● **DATASET RECORDS**:
·····

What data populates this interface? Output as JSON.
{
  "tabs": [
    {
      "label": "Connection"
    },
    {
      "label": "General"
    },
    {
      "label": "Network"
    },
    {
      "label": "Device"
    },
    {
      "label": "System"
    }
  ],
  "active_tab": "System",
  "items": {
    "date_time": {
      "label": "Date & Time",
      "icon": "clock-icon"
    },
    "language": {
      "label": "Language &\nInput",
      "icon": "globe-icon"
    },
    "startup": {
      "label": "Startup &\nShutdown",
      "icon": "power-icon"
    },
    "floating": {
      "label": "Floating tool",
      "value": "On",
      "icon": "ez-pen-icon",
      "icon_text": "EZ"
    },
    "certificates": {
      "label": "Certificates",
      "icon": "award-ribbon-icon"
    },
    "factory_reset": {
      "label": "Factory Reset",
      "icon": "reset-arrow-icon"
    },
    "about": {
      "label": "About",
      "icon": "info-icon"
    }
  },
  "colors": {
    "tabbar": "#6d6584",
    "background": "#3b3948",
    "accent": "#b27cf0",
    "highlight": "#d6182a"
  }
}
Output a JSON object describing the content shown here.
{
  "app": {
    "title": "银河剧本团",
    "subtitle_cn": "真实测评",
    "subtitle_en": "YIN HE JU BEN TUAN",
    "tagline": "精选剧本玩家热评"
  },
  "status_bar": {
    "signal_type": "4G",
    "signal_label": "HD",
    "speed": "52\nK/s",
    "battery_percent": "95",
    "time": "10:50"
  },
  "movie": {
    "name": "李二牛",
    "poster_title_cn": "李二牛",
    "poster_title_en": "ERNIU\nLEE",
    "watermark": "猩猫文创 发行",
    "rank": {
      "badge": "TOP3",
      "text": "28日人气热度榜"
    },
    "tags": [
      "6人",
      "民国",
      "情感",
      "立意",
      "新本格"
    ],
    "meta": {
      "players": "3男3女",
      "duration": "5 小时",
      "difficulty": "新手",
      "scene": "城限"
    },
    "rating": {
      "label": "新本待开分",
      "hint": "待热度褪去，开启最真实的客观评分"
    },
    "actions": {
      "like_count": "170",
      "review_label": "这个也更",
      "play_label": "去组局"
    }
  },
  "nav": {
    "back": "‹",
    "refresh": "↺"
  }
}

·····

● **SHORT TASK**: Each entry above is to be quoted exactly.

● **SOLUTION**:
What data populates this interface? Output as JSON.
{
  "tabs": [
    {
      "label": "Connection"
    },
    {
      "label": "General"
    },
    {
      "label": "Network"
    },
    {
      "label": "Device"
    },
    {
      "label": "System"
    }
  ],
  "active_tab": "System",
  "items": {
    "date_time": {
      "label": "Date & Time",
      "icon": "clock-icon"
    },
    "language": {
      "label": "Language &\nInput",
      "icon": "globe-icon"
    },
    "startup": {
      "label": "Startup &\nShutdown",
      "icon": "power-icon"
    },
    "floating": {
      "label": "Floating tool",
      "value": "On",
      "icon": "ez-pen-icon",
      "icon_text": "EZ"
    },
    "certificates": {
      "label": "Certificates",
      "icon": "award-ribbon-icon"
    },
    "factory_reset": {
      "label": "Factory Reset",
      "icon": "reset-arrow-icon"
    },
    "about": {
      "label": "About",
      "icon": "info-icon"
    }
  },
  "colors": {
    "tabbar": "#6d6584",
    "background": "#3b3948",
    "accent": "#b27cf0",
    "highlight": "#d6182a"
  }
}
Output a JSON object describing the content shown here.
{
  "app": {
    "title": "银河剧本团",
    "subtitle_cn": "真实测评",
    "subtitle_en": "YIN HE JU BEN TUAN",
    "tagline": "精选剧本玩家热评"
  },
  "status_bar": {
    "signal_type": "4G",
    "signal_label": "HD",
    "speed": "52\nK/s",
    "battery_percent": "95",
    "time": "10:50"
  },
  "movie": {
    "name": "李二牛",
    "poster_title_cn": "李二牛",
    "poster_title_en": "ERNIU\nLEE",
    "watermark": "猩猫文创 发行",
    "rank": {
      "badge": "TOP3",
      "text": "28日人气热度榜"
    },
    "tags": [
      "6人",
      "民国",
      "情感",
      "立意",
      "新本格"
    ],
    "meta": {
      "players": "3男3女",
      "duration": "5 小时",
      "difficulty": "新手",
      "scene": "城限"
    },
    "rating": {
      "label": "新本待开分",
      "hint": "待热度褪去，开启最真实的客观评分"
    },
    "actions": {
      "like_count": "170",
      "review_label": "这个也更",
      "play_label": "去组局"
    }
  },
  "nav": {
    "back": "‹",
    "refresh": "↺"
  }
}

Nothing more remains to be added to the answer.